— START TEXT TO READ —

Helmut Hönl (February 10, 1903 in Mannheim, Germany – March 29, 1981 in Freiburg im Breisgau) was a German theoretical physicist who made contributions to quantum mechanics and the understanding of atomic and molecular structure.

Biography
From 1921 to circa 1923, Hönl studied at the University of Heidelberg and the University of Göttingen, followed by the University of Munich, where he studied under Arnold Sommerfeld.  He was granted his doctor of philosophy in 1926.  In 1929, he became assistant to Paul Peter Ewald at the Stuttgart Technische Hochschule until 1933, after which he was a Privatdozent. 1940 he became extraordinary professor at the University of Erlangen and 1943 ordinary professor for theoretical physics at the University of Freiburg, where he emerited 1971.

Even before acquiring his doctorate at Munich, Hönl had done seminal work which contributed to the advancement of quantum mechanics and the understanding of atomic and molecular structure and spectra.  Some of his work was done in collaboration with Fritz London.  As is the case in any fast developing field with a high level of interest, others independently make similar findings.  This was the case with his work on the intensity of Zeeman effect spectral lines.  Both Hönl and Samuel Goudsmit and Ralph de Laer Kronig published results in 1925.  Their work was promptly put into use.  In the first paper of the trilogy  which launched the matrix mechanics formulation of quantum theory in 1925, Werner Heisenberg, a former student of Sommerfeld, working with Max Born at the University of Göttingen, used the work of Hönl, Kronig, and Goudsmit, referring to it as the “Goudsmit-Kronig-Hönl formula.”

At this time, there were three centers of development for quantum mechanics and the interpretation of atomic and molecular structure, based on atomic and molecular spectroscopy, especially the Sommerfeld-Bohr model:  the Theoretical Physics Institute at the University of Munich, under Arnold Sommerfeld, the Institute of Theoretical Physics at the University of Göttingen, under Max Born, and the Institute of Theoretical Physics, under Niels Bohr.  These three institutes effectively formed a consortium for the exchange of assistants and researchers. Furthermore, with Sommerfeld educating such capable physicists, when they were called to other facilities, they effectively became extensions of Sommerfeld’s Institute of Theoretical Physics.

— END TEXT TO READ —
— START RECORD EXTRACTS —

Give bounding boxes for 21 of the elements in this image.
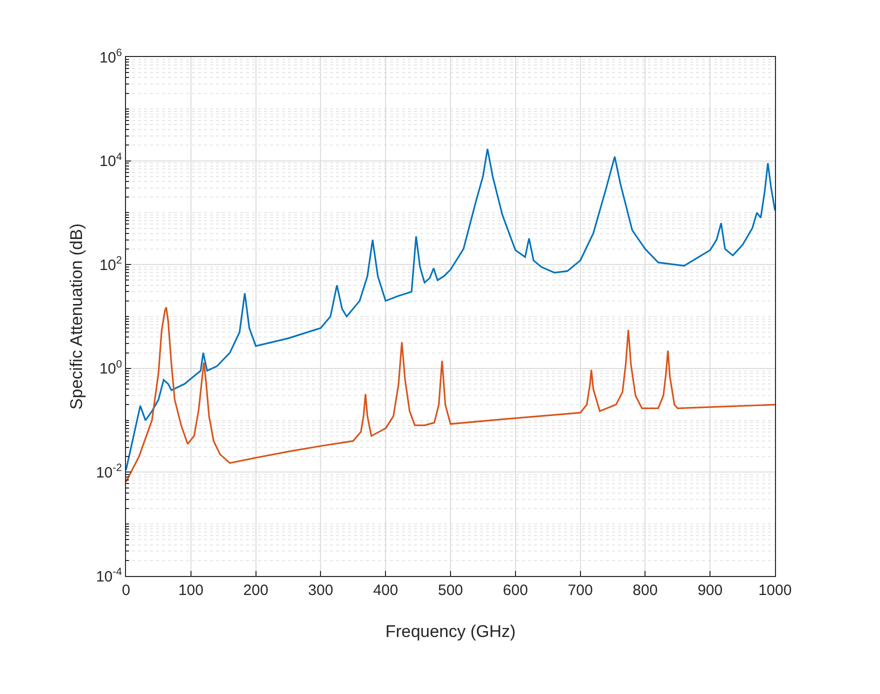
y-tick-label: 10$^{4}$	[99, 150, 122, 170]
x-tick-label: 300	[308, 582, 334, 599]
x-tick-label: 800	[632, 582, 658, 599]
y-axis-title: Specific Attenuation (dB)	[67, 223, 86, 410]
x-tick-label: 700	[568, 582, 593, 599]
y-tick-label: 10$^{6}$	[99, 46, 122, 66]
x-tick-label: 400	[373, 582, 398, 599]
y-tick-label: 10$^{-2}$	[96, 462, 122, 482]
x-tick-label: 200	[243, 582, 268, 599]
line-series	[126, 306, 775, 483]
x-tick-label: 1000	[758, 582, 792, 599]
line-series	[126, 148, 775, 471]
x-axis-title: Frequency (GHz)	[385, 622, 516, 641]
x-tick-label: 0	[122, 582, 130, 599]
x-tick-label: 900	[698, 582, 723, 599]
x-tick-label: 100	[178, 582, 204, 599]
x-tick-label: 500	[438, 582, 464, 599]
y-tick-label: 10$^{-4}$	[96, 566, 122, 586]
y-tick-label: 10$^{0}$	[99, 358, 122, 378]
x-tick-label: 600	[502, 582, 528, 599]
y-tick-label: 10$^{2}$	[99, 254, 122, 274]
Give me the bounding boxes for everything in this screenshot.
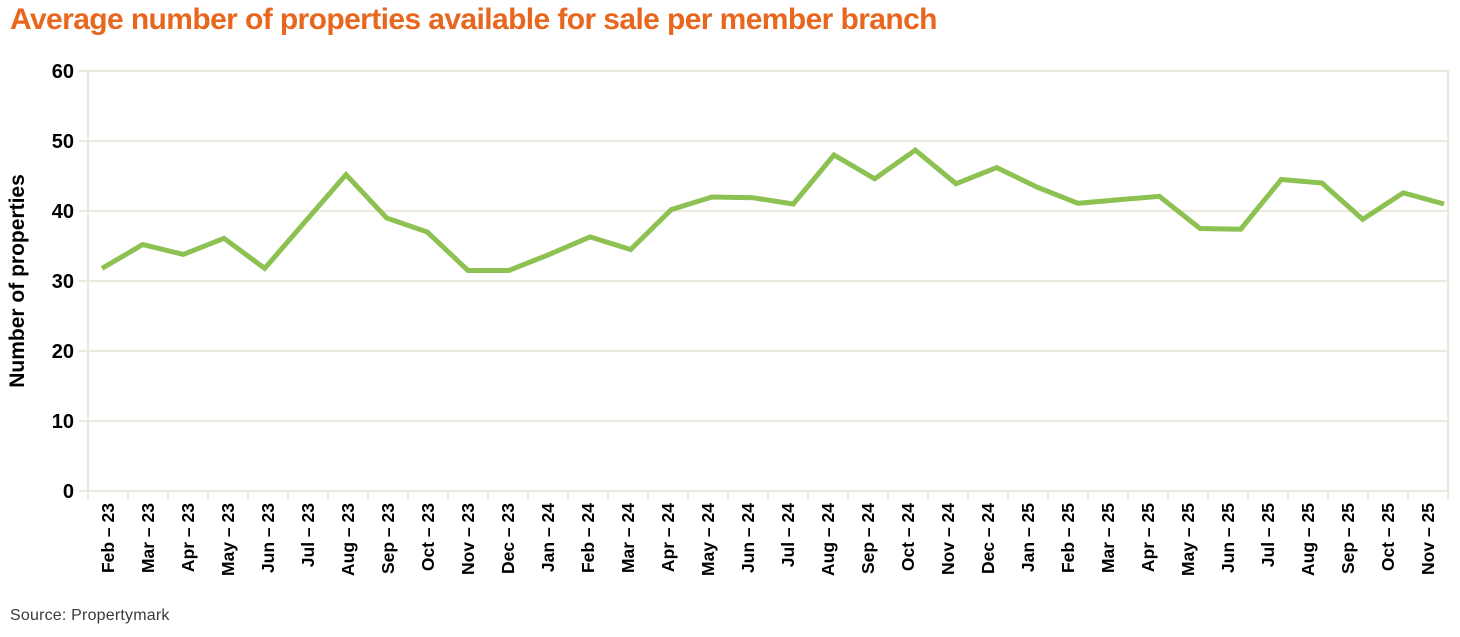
x-tick-label-29: Jul – 25 xyxy=(1258,503,1278,567)
x-tick-label-3: May – 23 xyxy=(218,503,238,576)
y-tick-label-40: 40 xyxy=(52,201,74,223)
x-tick-label-18: Aug – 24 xyxy=(818,503,838,576)
x-tick-label-1: Mar – 23 xyxy=(138,503,158,573)
x-tick-label-11: Jan – 24 xyxy=(538,503,558,572)
x-tick-label-31: Sep – 25 xyxy=(1338,503,1358,574)
y-tick-label-60: 60 xyxy=(52,61,74,83)
x-tick-label-16: Jun – 24 xyxy=(738,503,758,573)
x-tick-label-20: Oct – 24 xyxy=(898,503,918,571)
x-tick-label-25: Mar – 25 xyxy=(1098,503,1118,573)
x-tick-label-9: Nov – 23 xyxy=(458,503,478,575)
chart-title: Average number of properties available f… xyxy=(10,3,937,36)
x-tick-label-0: Feb – 23 xyxy=(98,503,118,573)
source-note: Source: Propertymark xyxy=(10,607,170,624)
x-tick-label-23: Jan – 25 xyxy=(1018,503,1038,572)
x-tick-label-27: May – 25 xyxy=(1178,503,1198,576)
x-tick-label-13: Mar – 24 xyxy=(618,503,638,573)
x-tick-label-17: Jul – 24 xyxy=(778,503,798,567)
x-tick-label-5: Jul – 23 xyxy=(298,503,318,567)
x-tick-label-30: Aug – 25 xyxy=(1298,503,1318,576)
x-tick-label-7: Sep – 23 xyxy=(378,503,398,574)
x-tick-label-33: Nov – 25 xyxy=(1418,503,1438,575)
x-tick-label-15: May – 24 xyxy=(698,503,718,576)
x-tick-label-4: Jun – 23 xyxy=(258,503,278,573)
x-tick-label-10: Dec – 23 xyxy=(498,503,518,574)
y-tick-label-30: 30 xyxy=(52,271,74,293)
x-tick-label-22: Dec – 24 xyxy=(978,503,998,574)
x-tick-label-32: Oct – 25 xyxy=(1378,503,1398,571)
x-tick-label-21: Nov – 24 xyxy=(938,503,958,575)
y-tick-label-50: 50 xyxy=(52,131,74,153)
x-tick-label-28: Jun – 25 xyxy=(1218,503,1238,573)
y-axis-title: Number of properties xyxy=(6,174,29,388)
x-tick-label-8: Oct – 23 xyxy=(418,503,438,571)
y-tick-label-0: 0 xyxy=(63,481,74,503)
y-tick-label-10: 10 xyxy=(52,411,74,433)
x-tick-label-12: Feb – 24 xyxy=(578,503,598,573)
y-tick-label-20: 20 xyxy=(52,341,74,363)
x-tick-label-19: Sep – 24 xyxy=(858,503,878,574)
x-tick-label-2: Apr – 23 xyxy=(178,503,198,572)
x-tick-label-26: Apr – 25 xyxy=(1138,503,1158,572)
x-tick-label-6: Aug – 23 xyxy=(338,503,358,576)
x-tick-label-24: Feb – 25 xyxy=(1058,503,1078,573)
data-line-0 xyxy=(100,146,1445,273)
x-tick-label-14: Apr – 24 xyxy=(658,503,678,572)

— END RECORD EXTRACTS —

> _PROBLEMS_:
**A)** Condense the paragraph of the Hönl biography that begins "From 1921 to circa 1923" into a bulleted list that retains its principal facts.
**B)** Reproduce verbatim the rows in Block 1 between the line containing "150, 122, 170]" and the line containing "582, 398, 599]", inclusive.

> _RESULTS OF THE TASKS_:
**A)**
- Studied at the University of Heidelberg and the University of Göttingen from 1921 to about 1923, then at the University of Munich under Arnold Sommerfeld.
- Received his doctor of philosophy in 1926.
- Served as assistant to Paul Peter Ewald at the Stuttgart Technische Hochschule from 1929 until 1933, then became a Privatdozent.
- Became extraordinary professor at the University of Erlangen in 1940.
- Became ordinary professor for theoretical physics at the University of Freiburg in 1943 and became emeritus there in 1971.

**B)**
y-tick-label: 10$^{4}$	[99, 150, 122, 170]
x-tick-label: 300	[308, 582, 334, 599]
x-tick-label: 800	[632, 582, 658, 599]
y-axis-title: Specific Attenuation (dB)	[67, 223, 86, 410]
x-tick-label: 700	[568, 582, 593, 599]
y-tick-label: 10$^{6}$	[99, 46, 122, 66]
x-tick-label: 400	[373, 582, 398, 599]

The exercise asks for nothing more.